DIRECTIONS FOR THIS TASK: In the Proxmox migration post, write out everything from "I just don't" down to "be greatly appreciated.", character for character.

EXERCISE TEXT:

|---|

I just don't know where to look. Any hints, any ideas, anything to look for? It's like the existing LXC before proxmox3 suffered the issues are "stuck in the past".

Thanks. Any ideas will be greatly appreciated.

Code:
# pveversion -v
proxmox-ve: 7.4-1 (running kernel: 5.15.104-1-pve)
pve-manager: 7.4-3 (running version: 7.4-3/9002ab8a)
pve-kernel-5.15: 7.4-1
pve-kernel-5.15.104-1-pve: 5.15.104-1
pve-kernel-5.15.85-1-pve: 5.15.85-1
ceph-fuse: 14.2.21-1
corosync: 3.1.7-pve1
criu: 3.15-1+pve-1
glusterfs-client: 9.2-1
ifupdown2: 3.1.0-1+pmx3
libjs-extjs: 7.0.0-1
libknet1: 1.24-pve2
libproxmox-acme-perl: 1.4.4
libproxmox-backup-qemu0: 1.3.1-1
libproxmox-rs-perl: 0.2.1
libpve-access-control: 7.4-2
libpve-apiclient-perl: 3.2-1
libpve-common-perl: 7.3-4
libpve-guest-common-perl: 4.2-4
libpve-http-server-perl: 4.2-1
libpve-rs-perl: 0.7.5
libpve-storage-perl: 7.4-2
libspice-server1: 0.14.3-2.1
lvm2: 2.03.11-2.1
lxc-pve: 5.0.2-2
lxcfs: 5.0.3-pve1
novnc-pve: 1.4.0-1
proxmox-backup-client: 2.4.1-1
proxmox-backup-file-restore: 2.4.1-1
proxmox-kernel-helper: 7.4-1
proxmox-mail-forward: 0.1.1-1
proxmox-mini-journalreader: 1.3-1
proxmox-widget-toolkit: 3.6.5
pve-cluster: 7.3-3
pve-container: 4.4-3
pve-docs: 7.4-2
pve-edk2-firmware: 3.20230228-1
pve-firewall: 4.3-1
pve-firmware: 3.6-4
pve-ha-manager: 3.6.0
pve-i18n: 2.12-1
pve-qemu-kvm: 7.2.0-8
pve-xtermjs: 4.16.0-1
qemu-server: 7.4-3
smartmontools: 7.2-pve3
spiceterm: 3.2-2
swtpm: 0.8.0~bpo11+3
vncterm: 1.7-1
zfsutils-linux: 2.1.9-pve1

This is the last LXC I tried to migrate, which was originally in proxmox1 and was being moved to proxmox4, so not one of those "affected" by the issues in proxmox3:

Code:
# pct config 102
arch: amd64
cores: 4
features: nesting=1
hostname: nginx1
memory: 2048
nameserver: 192.168.0.253 192.168.0.254
net0: name=eth0,bridge=vmbr4002,firewall=1,hwaddr=4E:48:75:31:5E:4A,ip=192.168.0.102/24,mtu=1400,type=veth
net1: name=eth1,bridge=vmbr4001,firewall=1,gw=116.X.Y.T,hwaddr=4A:75:45:2E:B9:68,ip=116.X.Y.Z/28,mtu=1400,type=veth
onboot: 1
ostype: debian
rootfs: local:102/vm-102-disk-0.raw,size=8G
searchdomain: internaldomain.com
swap: 512
tags: sysadmin
unprivileged: 1
 
Last edited:
I started a tcpdump host 192.168.0.145 on the node where I migrated another LXC to (proxmox1 to proxmox4 again, but a LXC I can live without), and I see lots of ARP traffic:

Code:
 tcpdump host 192.168.0.145
tcpdump: verbose output suppressed, use -v[v]... for full protocol decode
listening on eno1, link-type EN10MB (Ethernet), snapshot length 262144 bytes
12:17:35.131332 ARP, Request who-has 192.168.0.145 tell 192.168.0.114, length 42
12:17:35.131528 ARP, Reply 192.168.0.145 is-at de:ea:be:53:47:09 (oui Unknown), length 28
12:17:36.155180 ARP, Request who-has 192.168.0.145 tell 192.168.0.114, length 42
12:17:36.155387 ARP, Reply 192.168.0.145 is-at de:ea:be:53:47:09 (oui Unknown), length 28
12:17:37.179222 ARP, Request who-has 192.168.0.145 tell 192.168.0.114, length 42
12:17:37.179436 ARP, Reply 192.168.0.145 is-at de:ea:be:53:47:09 (oui Unknown), length 28
12:17:38.203275 ARP, Request who-has 192.168.0.145 tell 192.168.0.114, length 42
12:17:38.203510 ARP, Reply 192.168.0.145 is-at de:ea:be:53:47:09 (oui Unknown), length 28
12:17:39.227562 ARP, Request who-has 192.168.0.145 tell 192.168.0.114, length 42
12:17:39.227820 ARP, Reply 192.168.0.145 is-at de:ea:be:53:47:09 (oui Unknown), length 28

I was trying to ping from IP 192.168.0.145 on proxmox4 to IP address 192.168.0.102 on proxmox1. It did not work.

|---|

EXERCISE DATA:
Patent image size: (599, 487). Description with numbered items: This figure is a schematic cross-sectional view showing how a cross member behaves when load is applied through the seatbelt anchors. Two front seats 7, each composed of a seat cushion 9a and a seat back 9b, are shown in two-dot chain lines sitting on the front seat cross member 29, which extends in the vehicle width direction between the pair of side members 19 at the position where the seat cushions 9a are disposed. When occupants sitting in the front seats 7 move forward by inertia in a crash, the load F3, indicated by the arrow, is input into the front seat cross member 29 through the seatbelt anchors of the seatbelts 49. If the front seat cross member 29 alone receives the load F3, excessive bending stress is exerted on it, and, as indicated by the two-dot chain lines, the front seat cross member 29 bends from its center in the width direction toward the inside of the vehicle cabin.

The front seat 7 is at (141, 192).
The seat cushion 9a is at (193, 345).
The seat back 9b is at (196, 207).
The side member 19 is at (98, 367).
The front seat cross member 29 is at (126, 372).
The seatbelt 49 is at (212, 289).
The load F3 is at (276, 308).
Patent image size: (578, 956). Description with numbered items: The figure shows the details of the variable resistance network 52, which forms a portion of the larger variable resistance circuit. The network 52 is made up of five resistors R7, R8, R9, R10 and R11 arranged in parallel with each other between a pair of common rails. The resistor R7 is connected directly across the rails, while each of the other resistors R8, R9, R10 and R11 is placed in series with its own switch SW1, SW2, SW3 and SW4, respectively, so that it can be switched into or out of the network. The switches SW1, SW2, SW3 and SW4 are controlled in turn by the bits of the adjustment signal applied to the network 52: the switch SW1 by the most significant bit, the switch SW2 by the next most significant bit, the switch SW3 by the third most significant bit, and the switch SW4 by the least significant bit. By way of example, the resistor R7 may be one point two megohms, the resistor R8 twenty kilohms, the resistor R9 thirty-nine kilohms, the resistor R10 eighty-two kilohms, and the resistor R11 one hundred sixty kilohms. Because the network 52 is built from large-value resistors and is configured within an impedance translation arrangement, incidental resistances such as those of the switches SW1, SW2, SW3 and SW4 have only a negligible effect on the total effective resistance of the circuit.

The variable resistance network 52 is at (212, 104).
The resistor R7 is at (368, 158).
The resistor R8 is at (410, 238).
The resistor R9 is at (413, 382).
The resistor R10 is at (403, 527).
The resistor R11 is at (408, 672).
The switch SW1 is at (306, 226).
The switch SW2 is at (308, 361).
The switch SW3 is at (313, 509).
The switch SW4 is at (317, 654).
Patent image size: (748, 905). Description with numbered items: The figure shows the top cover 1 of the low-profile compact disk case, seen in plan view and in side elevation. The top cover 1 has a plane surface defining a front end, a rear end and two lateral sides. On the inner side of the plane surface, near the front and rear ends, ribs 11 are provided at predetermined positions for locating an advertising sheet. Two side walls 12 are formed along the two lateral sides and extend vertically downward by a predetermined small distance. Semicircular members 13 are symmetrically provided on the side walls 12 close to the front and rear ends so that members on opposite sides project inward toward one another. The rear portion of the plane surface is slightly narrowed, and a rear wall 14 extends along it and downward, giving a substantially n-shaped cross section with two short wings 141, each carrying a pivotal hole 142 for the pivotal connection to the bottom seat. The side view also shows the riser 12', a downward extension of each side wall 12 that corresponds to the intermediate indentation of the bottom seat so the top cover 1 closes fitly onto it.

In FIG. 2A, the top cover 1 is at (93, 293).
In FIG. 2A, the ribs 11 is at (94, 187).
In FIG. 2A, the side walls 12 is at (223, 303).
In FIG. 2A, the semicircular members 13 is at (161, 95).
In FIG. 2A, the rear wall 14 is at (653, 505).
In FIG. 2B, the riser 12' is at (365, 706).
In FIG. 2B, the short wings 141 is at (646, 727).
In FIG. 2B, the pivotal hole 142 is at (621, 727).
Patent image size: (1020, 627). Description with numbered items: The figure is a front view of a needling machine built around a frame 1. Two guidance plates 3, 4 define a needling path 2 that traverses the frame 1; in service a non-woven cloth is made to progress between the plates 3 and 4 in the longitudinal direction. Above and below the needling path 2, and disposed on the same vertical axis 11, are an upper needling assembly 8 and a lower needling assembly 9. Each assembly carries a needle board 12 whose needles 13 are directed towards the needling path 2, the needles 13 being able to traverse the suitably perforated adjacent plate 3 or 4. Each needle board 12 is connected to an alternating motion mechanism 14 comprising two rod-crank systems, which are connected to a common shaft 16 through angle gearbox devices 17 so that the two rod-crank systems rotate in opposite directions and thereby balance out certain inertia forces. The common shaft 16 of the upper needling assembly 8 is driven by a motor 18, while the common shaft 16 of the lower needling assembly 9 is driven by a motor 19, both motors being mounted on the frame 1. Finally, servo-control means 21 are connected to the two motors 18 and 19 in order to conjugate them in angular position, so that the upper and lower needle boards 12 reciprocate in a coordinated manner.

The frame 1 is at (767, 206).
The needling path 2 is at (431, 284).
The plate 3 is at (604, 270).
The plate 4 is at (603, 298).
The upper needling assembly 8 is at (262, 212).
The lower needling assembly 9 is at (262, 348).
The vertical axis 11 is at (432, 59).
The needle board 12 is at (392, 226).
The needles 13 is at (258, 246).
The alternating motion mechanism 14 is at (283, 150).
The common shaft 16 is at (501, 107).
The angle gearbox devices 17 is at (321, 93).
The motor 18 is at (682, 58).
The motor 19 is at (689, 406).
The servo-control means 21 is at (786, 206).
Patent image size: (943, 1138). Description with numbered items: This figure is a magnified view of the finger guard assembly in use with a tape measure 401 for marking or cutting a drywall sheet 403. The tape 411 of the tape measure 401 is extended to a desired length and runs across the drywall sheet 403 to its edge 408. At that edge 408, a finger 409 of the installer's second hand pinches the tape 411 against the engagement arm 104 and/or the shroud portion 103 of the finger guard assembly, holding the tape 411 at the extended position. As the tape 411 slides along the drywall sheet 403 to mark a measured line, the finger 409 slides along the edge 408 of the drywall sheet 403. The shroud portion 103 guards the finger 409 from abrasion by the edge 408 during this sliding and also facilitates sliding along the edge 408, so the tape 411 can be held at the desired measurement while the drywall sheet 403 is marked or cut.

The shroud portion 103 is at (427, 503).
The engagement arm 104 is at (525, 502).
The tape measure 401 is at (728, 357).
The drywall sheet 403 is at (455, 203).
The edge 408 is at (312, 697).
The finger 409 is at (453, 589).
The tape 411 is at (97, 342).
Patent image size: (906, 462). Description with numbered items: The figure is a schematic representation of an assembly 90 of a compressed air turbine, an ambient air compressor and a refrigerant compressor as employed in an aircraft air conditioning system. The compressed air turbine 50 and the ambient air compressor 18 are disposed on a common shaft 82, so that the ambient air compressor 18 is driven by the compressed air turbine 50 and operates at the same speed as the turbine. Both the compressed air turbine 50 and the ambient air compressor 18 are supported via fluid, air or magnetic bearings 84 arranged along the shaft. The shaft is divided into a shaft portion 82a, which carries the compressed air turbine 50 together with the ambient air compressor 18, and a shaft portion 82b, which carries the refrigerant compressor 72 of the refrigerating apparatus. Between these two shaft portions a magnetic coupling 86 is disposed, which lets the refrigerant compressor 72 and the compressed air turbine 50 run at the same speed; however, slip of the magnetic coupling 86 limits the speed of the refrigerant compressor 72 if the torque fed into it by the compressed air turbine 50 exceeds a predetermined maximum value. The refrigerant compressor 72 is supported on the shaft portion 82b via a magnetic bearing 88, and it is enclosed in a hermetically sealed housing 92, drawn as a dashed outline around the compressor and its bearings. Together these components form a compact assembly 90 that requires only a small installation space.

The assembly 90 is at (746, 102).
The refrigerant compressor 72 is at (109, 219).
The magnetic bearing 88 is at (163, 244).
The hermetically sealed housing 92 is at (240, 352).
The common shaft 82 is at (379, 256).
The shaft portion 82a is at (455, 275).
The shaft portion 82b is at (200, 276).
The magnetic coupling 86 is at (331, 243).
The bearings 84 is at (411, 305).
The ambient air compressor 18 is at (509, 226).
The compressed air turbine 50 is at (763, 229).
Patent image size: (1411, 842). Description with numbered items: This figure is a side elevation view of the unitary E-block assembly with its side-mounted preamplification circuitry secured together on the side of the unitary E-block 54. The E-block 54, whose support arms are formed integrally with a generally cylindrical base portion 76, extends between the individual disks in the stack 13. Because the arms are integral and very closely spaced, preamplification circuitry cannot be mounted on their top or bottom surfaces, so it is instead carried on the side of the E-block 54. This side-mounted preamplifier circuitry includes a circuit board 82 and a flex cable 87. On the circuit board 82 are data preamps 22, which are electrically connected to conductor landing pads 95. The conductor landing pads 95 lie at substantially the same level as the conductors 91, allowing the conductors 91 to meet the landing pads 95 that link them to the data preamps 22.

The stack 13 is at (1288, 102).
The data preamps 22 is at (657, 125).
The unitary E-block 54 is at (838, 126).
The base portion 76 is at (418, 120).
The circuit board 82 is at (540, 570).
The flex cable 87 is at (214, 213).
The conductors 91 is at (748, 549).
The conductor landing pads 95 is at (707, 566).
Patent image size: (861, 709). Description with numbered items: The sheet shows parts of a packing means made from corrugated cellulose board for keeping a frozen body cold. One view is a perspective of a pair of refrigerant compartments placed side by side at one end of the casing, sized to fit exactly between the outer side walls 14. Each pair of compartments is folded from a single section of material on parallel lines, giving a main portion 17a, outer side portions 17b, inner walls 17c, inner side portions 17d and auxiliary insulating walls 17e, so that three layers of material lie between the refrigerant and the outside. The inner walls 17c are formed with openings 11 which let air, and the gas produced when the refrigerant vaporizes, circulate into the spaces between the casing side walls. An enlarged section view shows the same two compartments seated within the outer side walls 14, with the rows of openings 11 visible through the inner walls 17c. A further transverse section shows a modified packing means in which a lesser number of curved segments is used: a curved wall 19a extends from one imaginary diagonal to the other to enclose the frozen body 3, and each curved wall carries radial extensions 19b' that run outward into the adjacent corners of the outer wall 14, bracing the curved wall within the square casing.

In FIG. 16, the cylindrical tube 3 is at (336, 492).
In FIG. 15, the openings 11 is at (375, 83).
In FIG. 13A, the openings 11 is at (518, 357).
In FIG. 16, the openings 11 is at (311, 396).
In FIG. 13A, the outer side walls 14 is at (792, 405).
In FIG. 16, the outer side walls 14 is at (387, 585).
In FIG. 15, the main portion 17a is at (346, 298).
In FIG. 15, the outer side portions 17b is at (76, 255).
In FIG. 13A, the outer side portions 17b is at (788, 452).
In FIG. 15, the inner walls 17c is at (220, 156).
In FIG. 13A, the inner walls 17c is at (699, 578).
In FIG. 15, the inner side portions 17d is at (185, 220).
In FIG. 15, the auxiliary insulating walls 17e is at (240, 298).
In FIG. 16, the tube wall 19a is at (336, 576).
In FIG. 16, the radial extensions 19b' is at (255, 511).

|---|

YOUR SOLUTION:
I just don't know where to look. Any hints, any ideas, anything to look for? It's like the existing LXC before proxmox3 suffered the issues are "stuck in the past".

Thanks. Any ideas will be greatly appreciated.